### Exercise description
Gather every line below where "suite" appears.

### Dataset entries
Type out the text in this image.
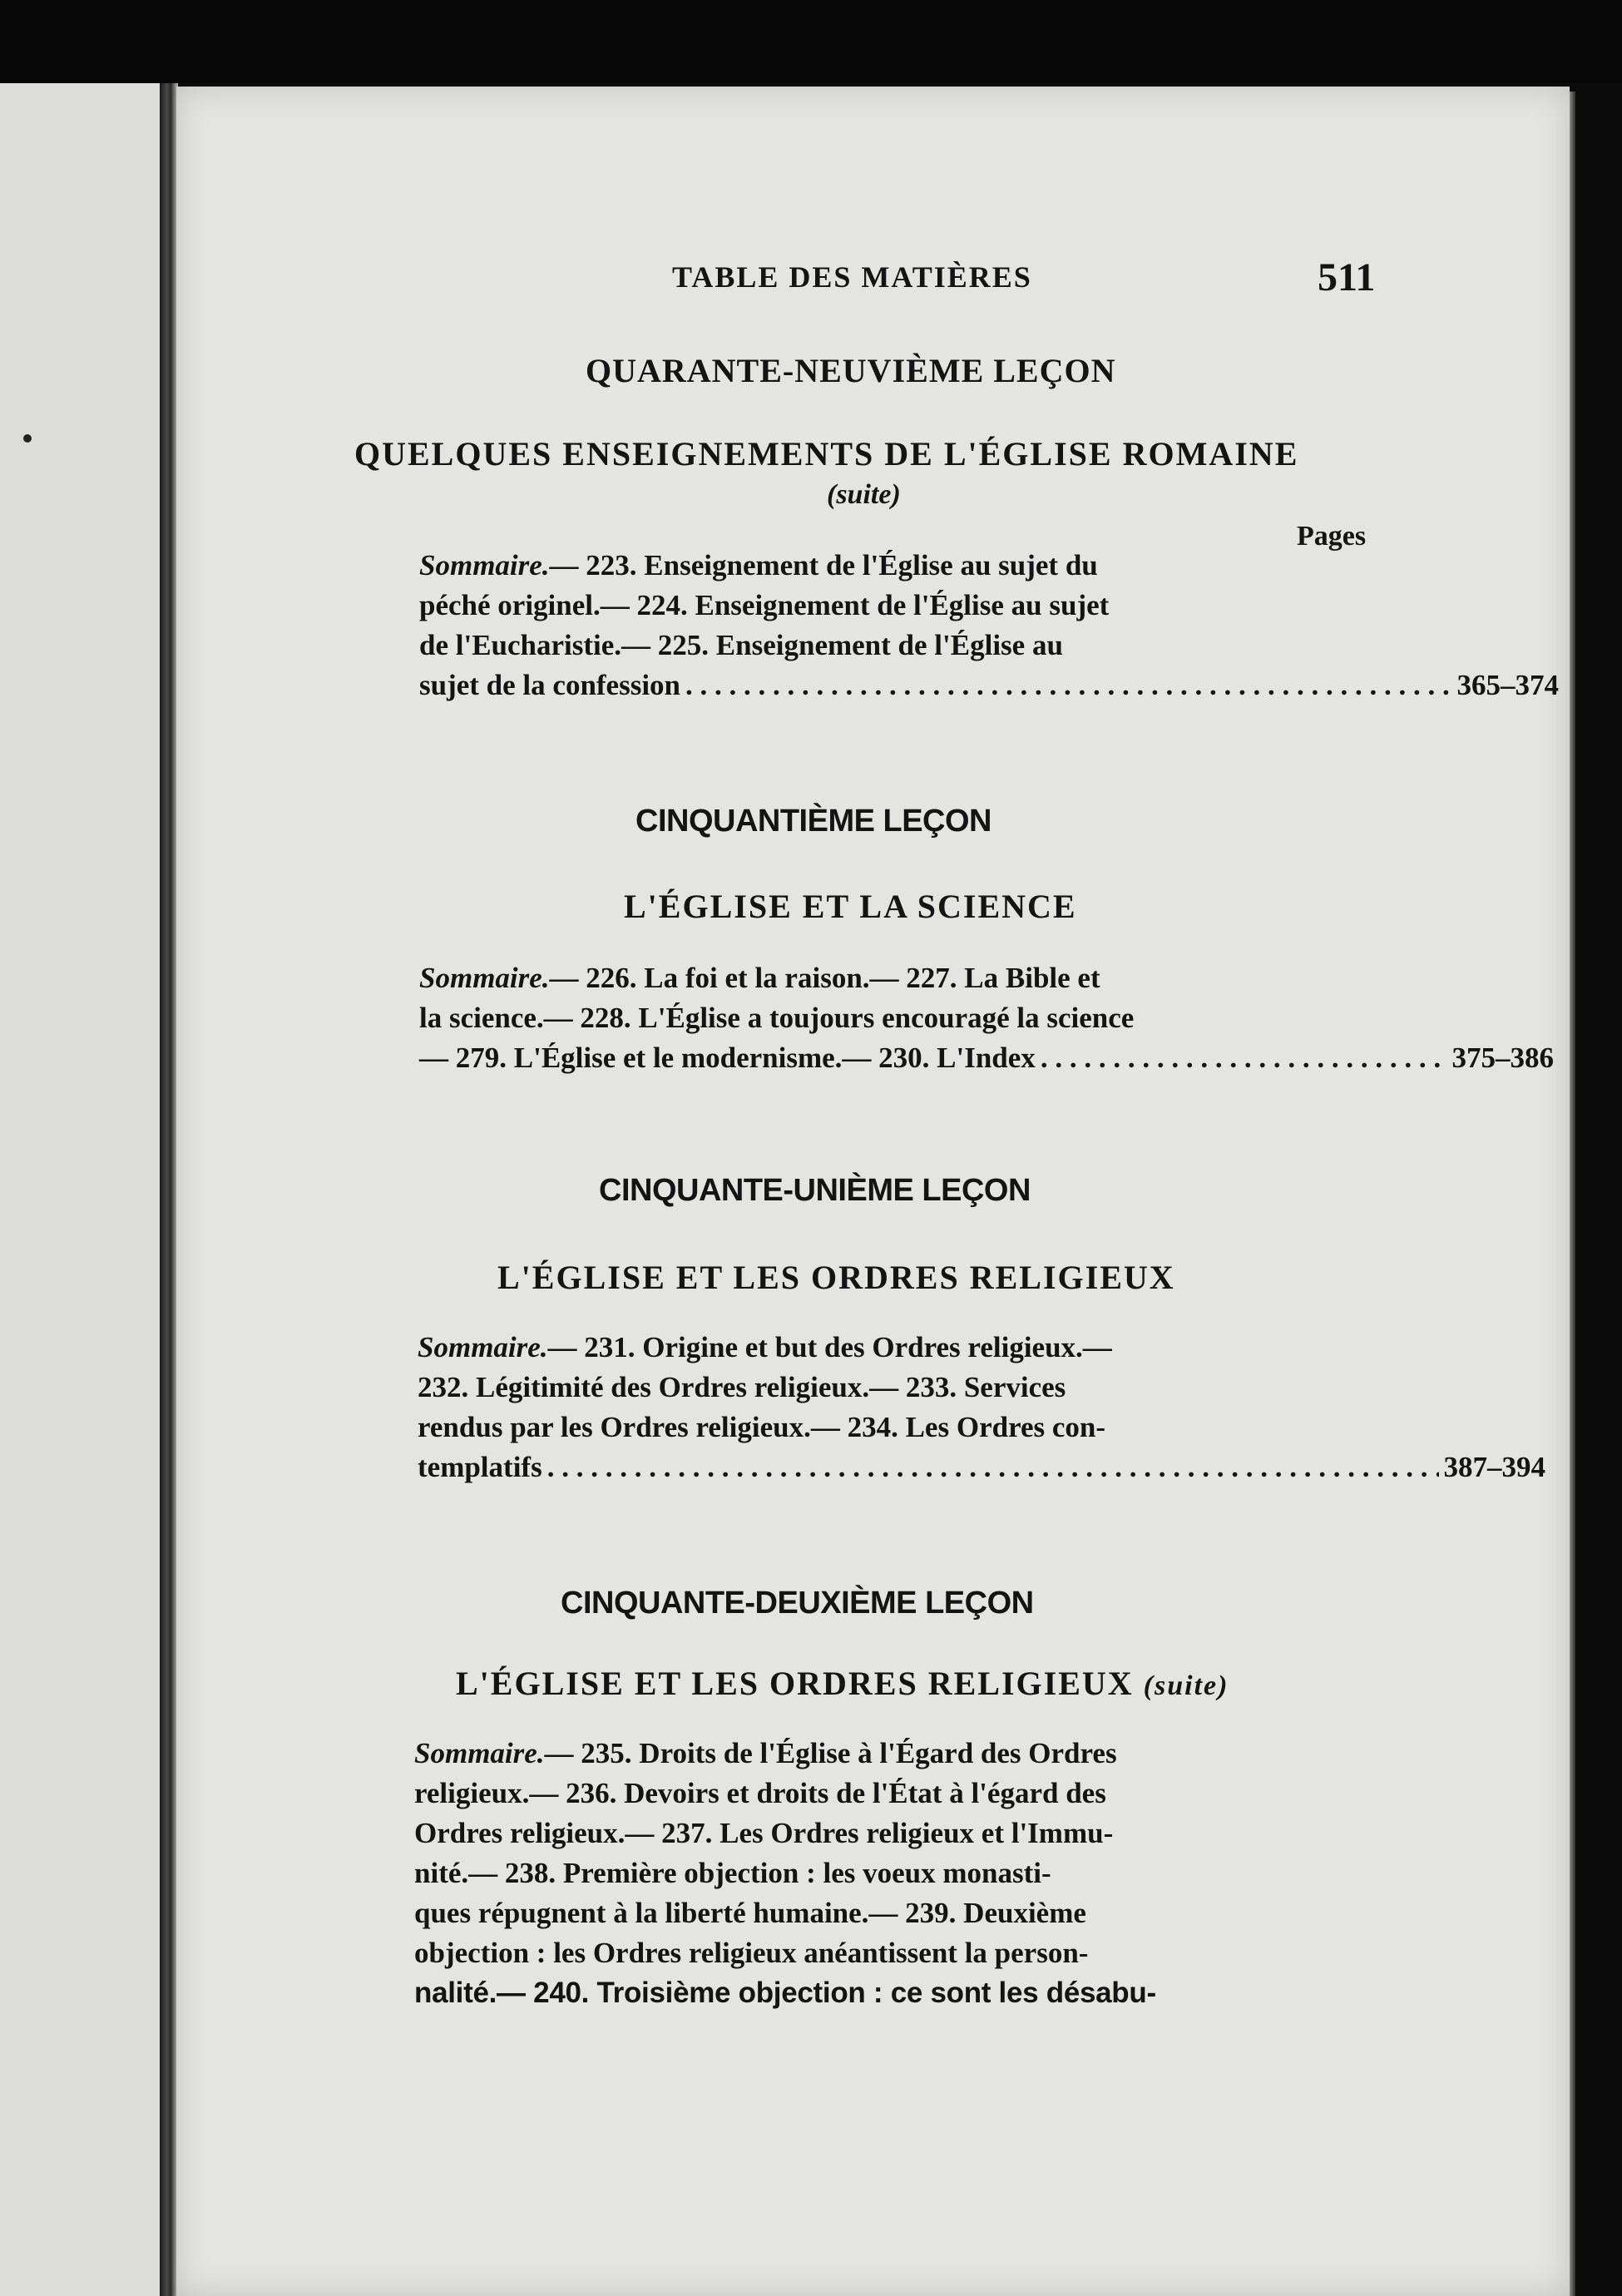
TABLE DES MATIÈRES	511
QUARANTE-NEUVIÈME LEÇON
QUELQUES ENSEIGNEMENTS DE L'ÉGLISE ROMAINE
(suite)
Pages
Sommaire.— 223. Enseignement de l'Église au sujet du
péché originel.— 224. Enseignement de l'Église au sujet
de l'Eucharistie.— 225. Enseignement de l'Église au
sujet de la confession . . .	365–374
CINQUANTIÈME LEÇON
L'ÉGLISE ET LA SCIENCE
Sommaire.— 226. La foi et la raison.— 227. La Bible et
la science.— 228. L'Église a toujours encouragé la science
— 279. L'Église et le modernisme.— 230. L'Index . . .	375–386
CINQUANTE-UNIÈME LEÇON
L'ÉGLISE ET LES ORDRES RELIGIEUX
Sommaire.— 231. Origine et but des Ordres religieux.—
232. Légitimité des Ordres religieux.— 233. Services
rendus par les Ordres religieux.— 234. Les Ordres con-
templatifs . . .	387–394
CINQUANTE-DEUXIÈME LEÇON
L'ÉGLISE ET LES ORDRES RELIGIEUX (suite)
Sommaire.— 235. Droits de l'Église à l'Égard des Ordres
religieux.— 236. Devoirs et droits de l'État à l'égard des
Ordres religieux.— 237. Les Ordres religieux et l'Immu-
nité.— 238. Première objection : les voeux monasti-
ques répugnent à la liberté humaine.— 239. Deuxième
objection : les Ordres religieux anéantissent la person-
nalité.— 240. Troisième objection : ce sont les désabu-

---

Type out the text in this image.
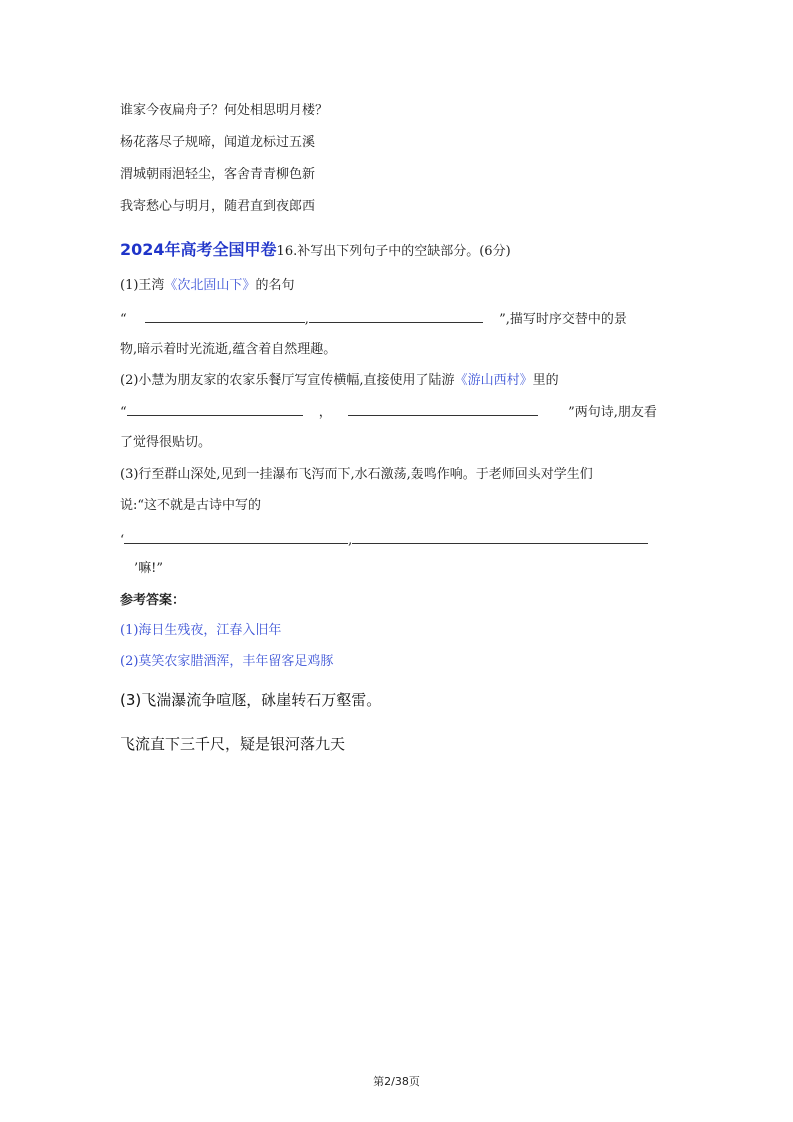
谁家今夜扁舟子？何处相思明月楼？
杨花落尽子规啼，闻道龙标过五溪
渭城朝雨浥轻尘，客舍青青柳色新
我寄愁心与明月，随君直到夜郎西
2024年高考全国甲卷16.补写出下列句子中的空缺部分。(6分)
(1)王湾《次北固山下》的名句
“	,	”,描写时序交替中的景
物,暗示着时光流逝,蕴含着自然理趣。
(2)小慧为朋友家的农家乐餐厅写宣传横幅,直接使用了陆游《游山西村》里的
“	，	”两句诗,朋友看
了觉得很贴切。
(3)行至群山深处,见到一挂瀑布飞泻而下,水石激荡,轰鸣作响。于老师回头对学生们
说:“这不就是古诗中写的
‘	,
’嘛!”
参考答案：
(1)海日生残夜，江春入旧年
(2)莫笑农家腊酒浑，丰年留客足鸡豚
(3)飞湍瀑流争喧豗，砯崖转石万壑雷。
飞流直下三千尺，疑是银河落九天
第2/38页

### Complete response
(suite)
L'ÉGLISE ET LES ORDRES RELIGIEUX (suite)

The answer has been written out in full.